■ Input data ■
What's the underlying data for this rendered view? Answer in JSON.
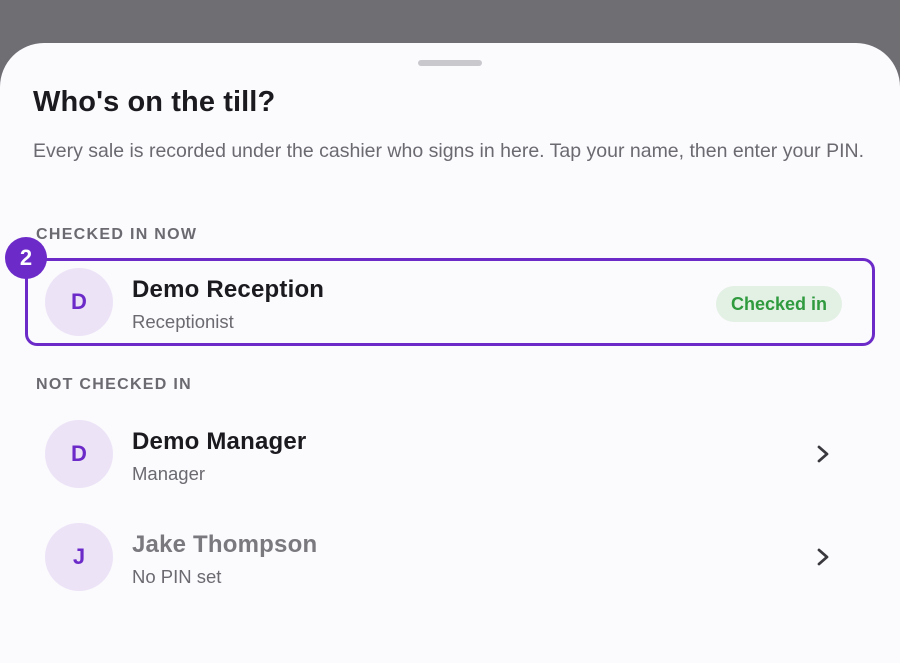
{
  "sheet": {
    "title": "Who's on the till?",
    "subtitle": "Every sale is recorded under the cashier who signs in here. Tap your name, then enter your PIN."
  },
  "sections": {
    "checked_in_label": "CHECKED IN NOW",
    "not_checked_in_label": "NOT CHECKED IN"
  },
  "checked_in": [
    {
      "initial": "D",
      "name": "Demo Reception",
      "role": "Receptionist",
      "status": "Checked in"
    }
  ],
  "not_checked_in": [
    {
      "initial": "D",
      "name": "Demo Manager",
      "role": "Manager"
    },
    {
      "initial": "J",
      "name": "Jake Thompson",
      "role": "No PIN set"
    }
  ],
  "step_marker": "2",
  "colors": {
    "accent": "#6c2bc9",
    "avatar_bg": "#ece3f7",
    "status_bg": "#e3f0e4",
    "status_text": "#2f9a3e",
    "sheet_bg": "#fbfafd",
    "backdrop": "#6f6e73"
  },
  "icons": {
    "row_action": "chevron-right-icon"
  }
}
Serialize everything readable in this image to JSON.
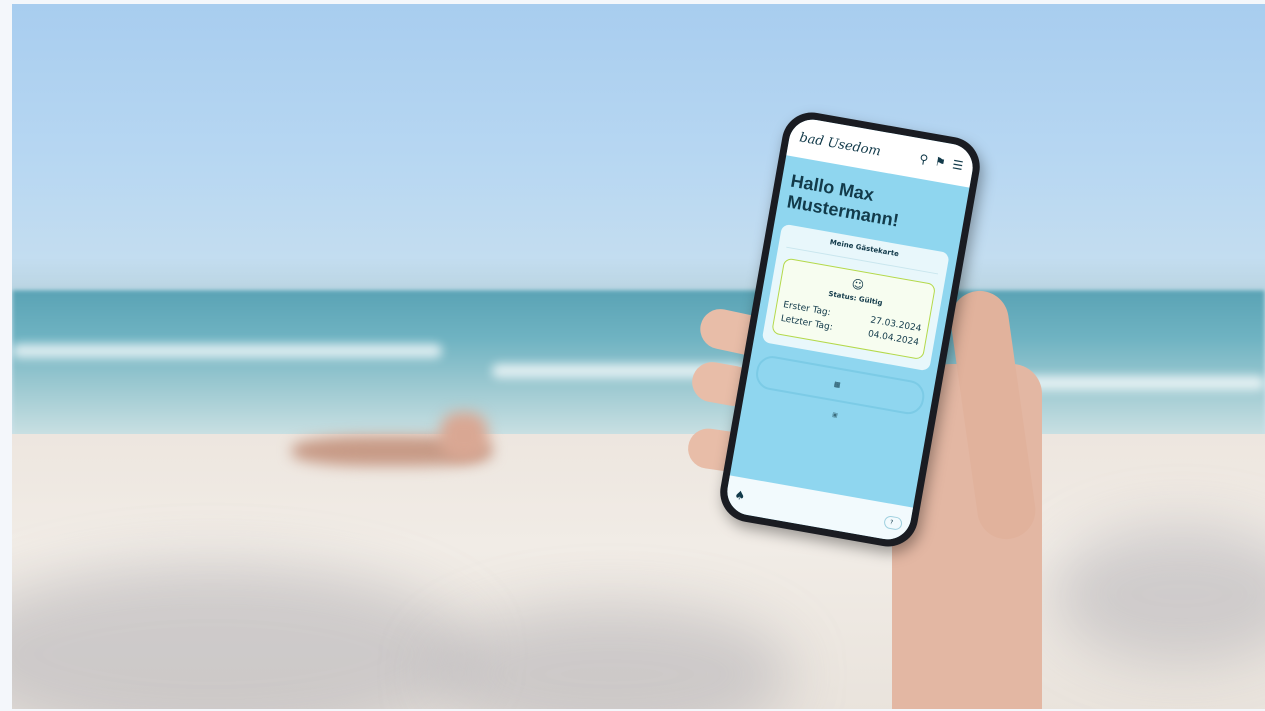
{
  "app": {
    "logo_text": "bad Usedom",
    "icons": [
      "search-icon",
      "notification-icon",
      "menu-icon"
    ],
    "breadcrumb": "",
    "greeting_line1": "Hallo Max",
    "greeting_line2": "Mustermann!"
  },
  "card": {
    "title": "Meine Gästekarte",
    "status_icon": "smiley-icon",
    "status_text": "Status: Gültig",
    "rows": [
      {
        "label": "Erster Tag:",
        "value": "27.03.2024"
      },
      {
        "label": "Letzter Tag:",
        "value": "04.04.2024"
      }
    ]
  },
  "actions": {
    "primary_label": "",
    "primary_icon": "qr-code-icon",
    "secondary_label": "",
    "secondary_icon": "card-icon"
  },
  "user": {
    "name": "",
    "user_icon": "user-icon",
    "help_label": "",
    "help_icon": "help-icon"
  },
  "colors": {
    "accent": "#8fd6ef",
    "text_dark": "#123a4a",
    "status_border": "#b4d94a"
  }
}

■ Task details ■
Show, from the listing above, each line that contains the word "JSON".

■ Reply to the exercise ■
What's the underlying data for this rendered view? Answer in JSON.
Serialize everything readable in this image to JSON.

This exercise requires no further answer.